**INSTRUCTIONS TO FOLLOW**
Repeat all entries exactly.

[Stored items]

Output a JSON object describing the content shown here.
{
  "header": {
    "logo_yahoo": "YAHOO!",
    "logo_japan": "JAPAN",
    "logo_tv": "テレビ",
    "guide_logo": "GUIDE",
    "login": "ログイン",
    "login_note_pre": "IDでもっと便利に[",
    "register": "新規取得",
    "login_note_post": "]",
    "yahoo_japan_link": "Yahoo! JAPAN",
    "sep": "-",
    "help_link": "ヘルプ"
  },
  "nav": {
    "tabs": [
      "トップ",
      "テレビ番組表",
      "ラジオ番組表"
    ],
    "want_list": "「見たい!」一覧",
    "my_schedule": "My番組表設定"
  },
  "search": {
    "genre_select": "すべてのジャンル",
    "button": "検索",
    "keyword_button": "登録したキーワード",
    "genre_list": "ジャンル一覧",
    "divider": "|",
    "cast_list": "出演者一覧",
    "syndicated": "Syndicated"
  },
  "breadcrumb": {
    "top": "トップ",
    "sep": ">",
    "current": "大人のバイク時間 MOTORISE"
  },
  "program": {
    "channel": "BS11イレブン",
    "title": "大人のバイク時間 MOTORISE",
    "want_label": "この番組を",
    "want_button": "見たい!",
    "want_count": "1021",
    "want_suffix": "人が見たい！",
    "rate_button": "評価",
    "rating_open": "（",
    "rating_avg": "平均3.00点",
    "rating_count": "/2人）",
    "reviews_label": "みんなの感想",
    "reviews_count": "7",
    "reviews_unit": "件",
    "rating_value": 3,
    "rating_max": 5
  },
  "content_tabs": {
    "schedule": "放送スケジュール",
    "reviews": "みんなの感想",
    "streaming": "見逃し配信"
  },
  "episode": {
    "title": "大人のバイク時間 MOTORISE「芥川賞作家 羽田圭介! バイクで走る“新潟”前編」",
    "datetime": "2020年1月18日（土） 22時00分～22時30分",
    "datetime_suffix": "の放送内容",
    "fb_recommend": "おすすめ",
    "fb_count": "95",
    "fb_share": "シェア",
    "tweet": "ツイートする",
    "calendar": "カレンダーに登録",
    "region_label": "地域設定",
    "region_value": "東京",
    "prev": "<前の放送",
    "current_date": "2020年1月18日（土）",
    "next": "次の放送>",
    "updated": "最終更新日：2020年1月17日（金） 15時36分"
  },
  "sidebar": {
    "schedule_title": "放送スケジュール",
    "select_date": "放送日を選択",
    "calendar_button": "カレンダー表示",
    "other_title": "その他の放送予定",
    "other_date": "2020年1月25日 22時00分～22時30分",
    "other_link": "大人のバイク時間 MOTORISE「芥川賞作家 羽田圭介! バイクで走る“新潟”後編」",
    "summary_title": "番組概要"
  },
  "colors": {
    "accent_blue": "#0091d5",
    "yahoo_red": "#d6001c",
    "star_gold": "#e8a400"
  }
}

**SOLUTION FOR THIS TASK**
Output a JSON object describing the content shown here.
{
  "header": {
    "logo_yahoo": "YAHOO!",
    "logo_japan": "JAPAN",
    "logo_tv": "テレビ",
    "guide_logo": "GUIDE",
    "login": "ログイン",
    "login_note_pre": "IDでもっと便利に[",
    "register": "新規取得",
    "login_note_post": "]",
    "yahoo_japan_link": "Yahoo! JAPAN",
    "sep": "-",
    "help_link": "ヘルプ"
  },
  "nav": {
    "tabs": [
      "トップ",
      "テレビ番組表",
      "ラジオ番組表"
    ],
    "want_list": "「見たい!」一覧",
    "my_schedule": "My番組表設定"
  },
  "search": {
    "genre_select": "すべてのジャンル",
    "button": "検索",
    "keyword_button": "登録したキーワード",
    "genre_list": "ジャンル一覧",
    "divider": "|",
    "cast_list": "出演者一覧",
    "syndicated": "Syndicated"
  },
  "breadcrumb": {
    "top": "トップ",
    "sep": ">",
    "current": "大人のバイク時間 MOTORISE"
  },
  "program": {
    "channel": "BS11イレブン",
    "title": "大人のバイク時間 MOTORISE",
    "want_label": "この番組を",
    "want_button": "見たい!",
    "want_count": "1021",
    "want_suffix": "人が見たい！",
    "rate_button": "評価",
    "rating_open": "（",
    "rating_avg": "平均3.00点",
    "rating_count": "/2人）",
    "reviews_label": "みんなの感想",
    "reviews_count": "7",
    "reviews_unit": "件",
    "rating_value": 3,
    "rating_max": 5
  },
  "content_tabs": {
    "schedule": "放送スケジュール",
    "reviews": "みんなの感想",
    "streaming": "見逃し配信"
  },
  "episode": {
    "title": "大人のバイク時間 MOTORISE「芥川賞作家 羽田圭介! バイクで走る“新潟”前編」",
    "datetime": "2020年1月18日（土） 22時00分～22時30分",
    "datetime_suffix": "の放送内容",
    "fb_recommend": "おすすめ",
    "fb_count": "95",
    "fb_share": "シェア",
    "tweet": "ツイートする",
    "calendar": "カレンダーに登録",
    "region_label": "地域設定",
    "region_value": "東京",
    "prev": "<前の放送",
    "current_date": "2020年1月18日（土）",
    "next": "次の放送>",
    "updated": "最終更新日：2020年1月17日（金） 15時36分"
  },
  "sidebar": {
    "schedule_title": "放送スケジュール",
    "select_date": "放送日を選択",
    "calendar_button": "カレンダー表示",
    "other_title": "その他の放送予定",
    "other_date": "2020年1月25日 22時00分～22時30分",
    "other_link": "大人のバイク時間 MOTORISE「芥川賞作家 羽田圭介! バイクで走る“新潟”後編」",
    "summary_title": "番組概要"
  },
  "colors": {
    "accent_blue": "#0091d5",
    "yahoo_red": "#d6001c",
    "star_gold": "#e8a400"
  }
}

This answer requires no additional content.